» **STATED TASK**
Copy out each line of the material below with no changes.
[start]
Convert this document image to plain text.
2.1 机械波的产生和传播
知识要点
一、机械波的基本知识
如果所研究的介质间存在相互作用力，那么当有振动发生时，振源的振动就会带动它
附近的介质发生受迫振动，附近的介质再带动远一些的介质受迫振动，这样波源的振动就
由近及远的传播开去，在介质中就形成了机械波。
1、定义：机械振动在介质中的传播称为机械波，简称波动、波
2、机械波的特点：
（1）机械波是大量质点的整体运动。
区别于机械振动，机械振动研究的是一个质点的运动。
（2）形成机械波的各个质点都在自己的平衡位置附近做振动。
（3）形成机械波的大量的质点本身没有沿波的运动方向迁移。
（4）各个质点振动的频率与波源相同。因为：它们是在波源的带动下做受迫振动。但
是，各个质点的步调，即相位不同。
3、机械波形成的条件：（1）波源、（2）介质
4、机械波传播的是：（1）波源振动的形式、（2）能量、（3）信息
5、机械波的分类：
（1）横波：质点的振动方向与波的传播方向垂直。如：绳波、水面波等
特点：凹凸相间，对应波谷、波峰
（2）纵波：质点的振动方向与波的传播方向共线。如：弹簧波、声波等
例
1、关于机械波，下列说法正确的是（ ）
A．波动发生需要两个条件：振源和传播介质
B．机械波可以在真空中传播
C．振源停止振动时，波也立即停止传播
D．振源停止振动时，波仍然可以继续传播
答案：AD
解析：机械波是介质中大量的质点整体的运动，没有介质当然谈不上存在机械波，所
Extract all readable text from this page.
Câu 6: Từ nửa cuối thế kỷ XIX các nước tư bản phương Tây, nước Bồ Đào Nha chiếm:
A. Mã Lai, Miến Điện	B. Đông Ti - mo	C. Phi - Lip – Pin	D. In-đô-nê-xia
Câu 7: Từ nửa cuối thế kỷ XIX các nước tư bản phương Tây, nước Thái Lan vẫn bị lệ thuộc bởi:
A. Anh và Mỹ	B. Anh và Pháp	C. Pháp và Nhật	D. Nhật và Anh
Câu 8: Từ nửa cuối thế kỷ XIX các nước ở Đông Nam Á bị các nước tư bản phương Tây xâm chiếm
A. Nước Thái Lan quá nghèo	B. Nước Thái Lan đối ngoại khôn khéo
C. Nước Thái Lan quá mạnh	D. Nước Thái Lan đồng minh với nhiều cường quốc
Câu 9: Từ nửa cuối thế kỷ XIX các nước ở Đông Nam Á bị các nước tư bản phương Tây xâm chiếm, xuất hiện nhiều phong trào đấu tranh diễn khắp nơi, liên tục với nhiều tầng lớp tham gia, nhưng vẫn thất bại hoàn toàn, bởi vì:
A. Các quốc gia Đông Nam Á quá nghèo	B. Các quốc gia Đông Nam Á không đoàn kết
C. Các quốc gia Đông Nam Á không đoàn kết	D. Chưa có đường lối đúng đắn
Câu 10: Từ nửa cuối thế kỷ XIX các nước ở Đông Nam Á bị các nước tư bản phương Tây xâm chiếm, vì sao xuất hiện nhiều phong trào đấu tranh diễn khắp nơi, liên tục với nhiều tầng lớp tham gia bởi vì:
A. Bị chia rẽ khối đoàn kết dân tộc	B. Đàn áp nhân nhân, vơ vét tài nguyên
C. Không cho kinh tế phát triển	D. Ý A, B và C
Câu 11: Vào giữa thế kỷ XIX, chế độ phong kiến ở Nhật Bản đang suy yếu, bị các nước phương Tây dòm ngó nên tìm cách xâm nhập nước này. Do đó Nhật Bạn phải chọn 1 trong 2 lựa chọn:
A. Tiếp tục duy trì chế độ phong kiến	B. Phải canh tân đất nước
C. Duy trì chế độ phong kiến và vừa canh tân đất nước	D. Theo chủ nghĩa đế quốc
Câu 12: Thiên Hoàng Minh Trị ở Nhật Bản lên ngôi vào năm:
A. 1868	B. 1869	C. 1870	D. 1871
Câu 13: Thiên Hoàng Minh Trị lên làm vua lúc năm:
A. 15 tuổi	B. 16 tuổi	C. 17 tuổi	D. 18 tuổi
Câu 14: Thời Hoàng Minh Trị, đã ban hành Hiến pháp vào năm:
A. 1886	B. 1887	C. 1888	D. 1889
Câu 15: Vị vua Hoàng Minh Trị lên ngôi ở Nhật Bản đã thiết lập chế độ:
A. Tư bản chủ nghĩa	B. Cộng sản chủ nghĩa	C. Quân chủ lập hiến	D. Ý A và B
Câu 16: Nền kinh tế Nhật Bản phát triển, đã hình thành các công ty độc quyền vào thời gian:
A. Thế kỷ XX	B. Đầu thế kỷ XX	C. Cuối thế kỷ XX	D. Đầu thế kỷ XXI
[end]
» **WRITTEN RESPONSE**
Convert this document image to plain text.
2.1 机械波的产生和传播
知识要点
一、机械波的基本知识
如果所研究的介质间存在相互作用力，那么当有振动发生时，振源的振动就会带动它
附近的介质发生受迫振动，附近的介质再带动远一些的介质受迫振动，这样波源的振动就
由近及远的传播开去，在介质中就形成了机械波。
1、定义：机械振动在介质中的传播称为机械波，简称波动、波
2、机械波的特点：
（1）机械波是大量质点的整体运动。
区别于机械振动，机械振动研究的是一个质点的运动。
（2）形成机械波的各个质点都在自己的平衡位置附近做振动。
（3）形成机械波的大量的质点本身没有沿波的运动方向迁移。
（4）各个质点振动的频率与波源相同。因为：它们是在波源的带动下做受迫振动。但
是，各个质点的步调，即相位不同。
3、机械波形成的条件：（1）波源、（2）介质
4、机械波传播的是：（1）波源振动的形式、（2）能量、（3）信息
5、机械波的分类：
（1）横波：质点的振动方向与波的传播方向垂直。如：绳波、水面波等
特点：凹凸相间，对应波谷、波峰
（2）纵波：质点的振动方向与波的传播方向共线。如：弹簧波、声波等
例
1、关于机械波，下列说法正确的是（ ）
A．波动发生需要两个条件：振源和传播介质
B．机械波可以在真空中传播
C．振源停止振动时，波也立即停止传播
D．振源停止振动时，波仍然可以继续传播
答案：AD
解析：机械波是介质中大量的质点整体的运动，没有介质当然谈不上存在机械波，所
Extract all readable text from this page.
Câu 6: Từ nửa cuối thế kỷ XIX các nước tư bản phương Tây, nước Bồ Đào Nha chiếm:
A. Mã Lai, Miến Điện	B. Đông Ti - mo	C. Phi - Lip – Pin	D. In-đô-nê-xia
Câu 7: Từ nửa cuối thế kỷ XIX các nước tư bản phương Tây, nước Thái Lan vẫn bị lệ thuộc bởi:
A. Anh và Mỹ	B. Anh và Pháp	C. Pháp và Nhật	D. Nhật và Anh
Câu 8: Từ nửa cuối thế kỷ XIX các nước ở Đông Nam Á bị các nước tư bản phương Tây xâm chiếm
A. Nước Thái Lan quá nghèo	B. Nước Thái Lan đối ngoại khôn khéo
C. Nước Thái Lan quá mạnh	D. Nước Thái Lan đồng minh với nhiều cường quốc
Câu 9: Từ nửa cuối thế kỷ XIX các nước ở Đông Nam Á bị các nước tư bản phương Tây xâm chiếm, xuất hiện nhiều phong trào đấu tranh diễn khắp nơi, liên tục với nhiều tầng lớp tham gia, nhưng vẫn thất bại hoàn toàn, bởi vì:
A. Các quốc gia Đông Nam Á quá nghèo	B. Các quốc gia Đông Nam Á không đoàn kết
C. Các quốc gia Đông Nam Á không đoàn kết	D. Chưa có đường lối đúng đắn
Câu 10: Từ nửa cuối thế kỷ XIX các nước ở Đông Nam Á bị các nước tư bản phương Tây xâm chiếm, vì sao xuất hiện nhiều phong trào đấu tranh diễn khắp nơi, liên tục với nhiều tầng lớp tham gia bởi vì:
A. Bị chia rẽ khối đoàn kết dân tộc	B. Đàn áp nhân nhân, vơ vét tài nguyên
C. Không cho kinh tế phát triển	D. Ý A, B và C
Câu 11: Vào giữa thế kỷ XIX, chế độ phong kiến ở Nhật Bản đang suy yếu, bị các nước phương Tây dòm ngó nên tìm cách xâm nhập nước này. Do đó Nhật Bạn phải chọn 1 trong 2 lựa chọn:
A. Tiếp tục duy trì chế độ phong kiến	B. Phải canh tân đất nước
C. Duy trì chế độ phong kiến và vừa canh tân đất nước	D. Theo chủ nghĩa đế quốc
Câu 12: Thiên Hoàng Minh Trị ở Nhật Bản lên ngôi vào năm:
A. 1868	B. 1869	C. 1870	D. 1871
Câu 13: Thiên Hoàng Minh Trị lên làm vua lúc năm:
A. 15 tuổi	B. 16 tuổi	C. 17 tuổi	D. 18 tuổi
Câu 14: Thời Hoàng Minh Trị, đã ban hành Hiến pháp vào năm:
A. 1886	B. 1887	C. 1888	D. 1889
Câu 15: Vị vua Hoàng Minh Trị lên ngôi ở Nhật Bản đã thiết lập chế độ:
A. Tư bản chủ nghĩa	B. Cộng sản chủ nghĩa	C. Quân chủ lập hiến	D. Ý A và B
Câu 16: Nền kinh tế Nhật Bản phát triển, đã hình thành các công ty độc quyền vào thời gian:
A. Thế kỷ XX	B. Đầu thế kỷ XX	C. Cuối thế kỷ XX	D. Đầu thế kỷ XXI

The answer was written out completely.